• _PROBLEM TO SOLVE_:
Copy every one of the following records character for character, keeping each line as it appears.

• _DATASET ROWS_:
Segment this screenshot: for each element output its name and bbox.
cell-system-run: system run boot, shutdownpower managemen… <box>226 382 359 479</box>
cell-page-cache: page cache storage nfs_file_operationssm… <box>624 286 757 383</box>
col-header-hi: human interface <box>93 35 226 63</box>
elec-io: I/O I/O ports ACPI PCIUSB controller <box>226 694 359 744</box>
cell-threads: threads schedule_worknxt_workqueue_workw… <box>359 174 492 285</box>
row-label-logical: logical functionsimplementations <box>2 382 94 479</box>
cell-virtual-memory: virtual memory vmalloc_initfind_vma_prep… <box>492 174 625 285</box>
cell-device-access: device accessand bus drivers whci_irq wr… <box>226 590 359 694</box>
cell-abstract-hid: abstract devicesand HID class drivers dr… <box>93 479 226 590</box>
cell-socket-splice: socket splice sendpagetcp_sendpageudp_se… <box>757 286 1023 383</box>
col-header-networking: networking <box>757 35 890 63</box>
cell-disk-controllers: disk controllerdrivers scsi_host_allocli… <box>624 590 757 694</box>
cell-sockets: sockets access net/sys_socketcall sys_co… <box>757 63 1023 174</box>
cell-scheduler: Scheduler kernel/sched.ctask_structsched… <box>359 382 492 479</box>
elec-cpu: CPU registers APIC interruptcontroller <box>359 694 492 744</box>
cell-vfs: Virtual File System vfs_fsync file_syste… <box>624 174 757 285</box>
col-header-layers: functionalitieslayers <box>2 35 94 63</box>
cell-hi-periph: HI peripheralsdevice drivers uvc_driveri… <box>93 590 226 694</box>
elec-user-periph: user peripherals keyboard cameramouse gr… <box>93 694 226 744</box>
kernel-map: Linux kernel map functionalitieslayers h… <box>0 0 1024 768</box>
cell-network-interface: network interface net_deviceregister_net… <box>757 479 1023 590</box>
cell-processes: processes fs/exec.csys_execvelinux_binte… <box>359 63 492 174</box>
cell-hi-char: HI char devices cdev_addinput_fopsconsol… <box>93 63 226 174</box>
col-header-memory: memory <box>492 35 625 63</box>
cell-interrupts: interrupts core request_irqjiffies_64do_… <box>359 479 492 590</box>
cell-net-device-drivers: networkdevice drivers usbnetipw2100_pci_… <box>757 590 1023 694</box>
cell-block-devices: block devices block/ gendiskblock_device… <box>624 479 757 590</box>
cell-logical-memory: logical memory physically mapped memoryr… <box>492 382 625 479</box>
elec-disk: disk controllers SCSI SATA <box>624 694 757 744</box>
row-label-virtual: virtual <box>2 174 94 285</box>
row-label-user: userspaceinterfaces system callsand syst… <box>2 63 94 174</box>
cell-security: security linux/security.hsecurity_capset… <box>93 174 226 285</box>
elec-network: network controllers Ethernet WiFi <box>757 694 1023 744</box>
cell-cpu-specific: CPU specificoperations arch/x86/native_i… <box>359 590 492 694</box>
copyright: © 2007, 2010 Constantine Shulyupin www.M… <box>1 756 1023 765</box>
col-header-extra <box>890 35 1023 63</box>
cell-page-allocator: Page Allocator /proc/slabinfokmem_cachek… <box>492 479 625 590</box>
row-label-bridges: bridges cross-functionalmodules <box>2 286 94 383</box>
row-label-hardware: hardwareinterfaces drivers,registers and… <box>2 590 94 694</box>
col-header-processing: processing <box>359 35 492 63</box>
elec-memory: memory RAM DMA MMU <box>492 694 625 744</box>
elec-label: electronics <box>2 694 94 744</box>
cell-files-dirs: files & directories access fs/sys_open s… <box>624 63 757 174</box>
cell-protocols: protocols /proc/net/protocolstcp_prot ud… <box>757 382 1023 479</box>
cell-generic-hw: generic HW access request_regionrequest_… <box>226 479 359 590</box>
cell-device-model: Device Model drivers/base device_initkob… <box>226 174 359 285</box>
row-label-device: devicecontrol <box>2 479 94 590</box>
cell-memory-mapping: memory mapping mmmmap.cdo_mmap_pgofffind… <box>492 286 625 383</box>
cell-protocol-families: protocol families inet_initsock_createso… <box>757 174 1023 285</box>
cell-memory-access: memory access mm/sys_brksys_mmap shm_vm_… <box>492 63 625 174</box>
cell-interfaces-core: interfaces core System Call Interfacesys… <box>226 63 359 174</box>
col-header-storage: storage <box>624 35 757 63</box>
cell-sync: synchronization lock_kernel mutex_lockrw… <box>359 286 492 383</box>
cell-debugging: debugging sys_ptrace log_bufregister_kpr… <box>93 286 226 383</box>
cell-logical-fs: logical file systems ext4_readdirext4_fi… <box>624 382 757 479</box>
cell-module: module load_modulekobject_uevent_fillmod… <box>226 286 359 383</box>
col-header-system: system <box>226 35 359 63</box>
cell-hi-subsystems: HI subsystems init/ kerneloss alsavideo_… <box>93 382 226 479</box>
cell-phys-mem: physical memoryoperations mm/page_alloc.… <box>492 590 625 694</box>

• _FINISHED ANSWER_:
Segment this screenshot: for each element output its name and bbox.
cell-system-run: system run boot, shutdownpower managemen… <box>226 382 359 479</box>
cell-page-cache: page cache storage nfs_file_operationssm… <box>624 286 757 383</box>
col-header-hi: human interface <box>93 35 226 63</box>
elec-io: I/O I/O ports ACPI PCIUSB controller <box>226 694 359 744</box>
cell-threads: threads schedule_worknxt_workqueue_workw… <box>359 174 492 285</box>
row-label-logical: logical functionsimplementations <box>2 382 94 479</box>
cell-virtual-memory: virtual memory vmalloc_initfind_vma_prep… <box>492 174 625 285</box>
cell-device-access: device accessand bus drivers whci_irq wr… <box>226 590 359 694</box>
cell-abstract-hid: abstract devicesand HID class drivers dr… <box>93 479 226 590</box>
cell-socket-splice: socket splice sendpagetcp_sendpageudp_se… <box>757 286 1023 383</box>
col-header-networking: networking <box>757 35 890 63</box>
cell-disk-controllers: disk controllerdrivers scsi_host_allocli… <box>624 590 757 694</box>
cell-sockets: sockets access net/sys_socketcall sys_co… <box>757 63 1023 174</box>
cell-scheduler: Scheduler kernel/sched.ctask_structsched… <box>359 382 492 479</box>
elec-cpu: CPU registers APIC interruptcontroller <box>359 694 492 744</box>
cell-vfs: Virtual File System vfs_fsync file_syste… <box>624 174 757 285</box>
col-header-layers: functionalitieslayers <box>2 35 94 63</box>
cell-hi-periph: HI peripheralsdevice drivers uvc_driveri… <box>93 590 226 694</box>
elec-user-periph: user peripherals keyboard cameramouse gr… <box>93 694 226 744</box>
kernel-map: Linux kernel map functionalitieslayers h… <box>0 0 1024 768</box>
cell-network-interface: network interface net_deviceregister_net… <box>757 479 1023 590</box>
cell-processes: processes fs/exec.csys_execvelinux_binte… <box>359 63 492 174</box>
cell-hi-char: HI char devices cdev_addinput_fopsconsol… <box>93 63 226 174</box>
col-header-memory: memory <box>492 35 625 63</box>
cell-interrupts: interrupts core request_irqjiffies_64do_… <box>359 479 492 590</box>
cell-net-device-drivers: networkdevice drivers usbnetipw2100_pci_… <box>757 590 1023 694</box>
cell-block-devices: block devices block/ gendiskblock_device… <box>624 479 757 590</box>
cell-logical-memory: logical memory physically mapped memoryr… <box>492 382 625 479</box>
elec-disk: disk controllers SCSI SATA <box>624 694 757 744</box>
row-label-virtual: virtual <box>2 174 94 285</box>
row-label-user: userspaceinterfaces system callsand syst… <box>2 63 94 174</box>
cell-security: security linux/security.hsecurity_capset… <box>93 174 226 285</box>
elec-network: network controllers Ethernet WiFi <box>757 694 1023 744</box>
cell-cpu-specific: CPU specificoperations arch/x86/native_i… <box>359 590 492 694</box>
copyright: © 2007, 2010 Constantine Shulyupin www.M… <box>1 756 1023 765</box>
col-header-extra <box>890 35 1023 63</box>
cell-page-allocator: Page Allocator /proc/slabinfokmem_cachek… <box>492 479 625 590</box>
row-label-bridges: bridges cross-functionalmodules <box>2 286 94 383</box>
row-label-hardware: hardwareinterfaces drivers,registers and… <box>2 590 94 694</box>
col-header-processing: processing <box>359 35 492 63</box>
elec-memory: memory RAM DMA MMU <box>492 694 625 744</box>
elec-label: electronics <box>2 694 94 744</box>
cell-files-dirs: files & directories access fs/sys_open s… <box>624 63 757 174</box>
cell-protocols: protocols /proc/net/protocolstcp_prot ud… <box>757 382 1023 479</box>
cell-generic-hw: generic HW access request_regionrequest_… <box>226 479 359 590</box>
cell-device-model: Device Model drivers/base device_initkob… <box>226 174 359 285</box>
row-label-device: devicecontrol <box>2 479 94 590</box>
cell-memory-mapping: memory mapping mmmmap.cdo_mmap_pgofffind… <box>492 286 625 383</box>
cell-protocol-families: protocol families inet_initsock_createso… <box>757 174 1023 285</box>
cell-memory-access: memory access mm/sys_brksys_mmap shm_vm_… <box>492 63 625 174</box>
cell-interfaces-core: interfaces core System Call Interfacesys… <box>226 63 359 174</box>
col-header-storage: storage <box>624 35 757 63</box>
cell-sync: synchronization lock_kernel mutex_lockrw… <box>359 286 492 383</box>
cell-debugging: debugging sys_ptrace log_bufregister_kpr… <box>93 286 226 383</box>
cell-logical-fs: logical file systems ext4_readdirext4_fi… <box>624 382 757 479</box>
cell-module: module load_modulekobject_uevent_fillmod… <box>226 286 359 383</box>
col-header-system: system <box>226 35 359 63</box>
cell-hi-subsystems: HI subsystems init/ kerneloss alsavideo_… <box>93 382 226 479</box>
cell-phys-mem: physical memoryoperations mm/page_alloc.… <box>492 590 625 694</box>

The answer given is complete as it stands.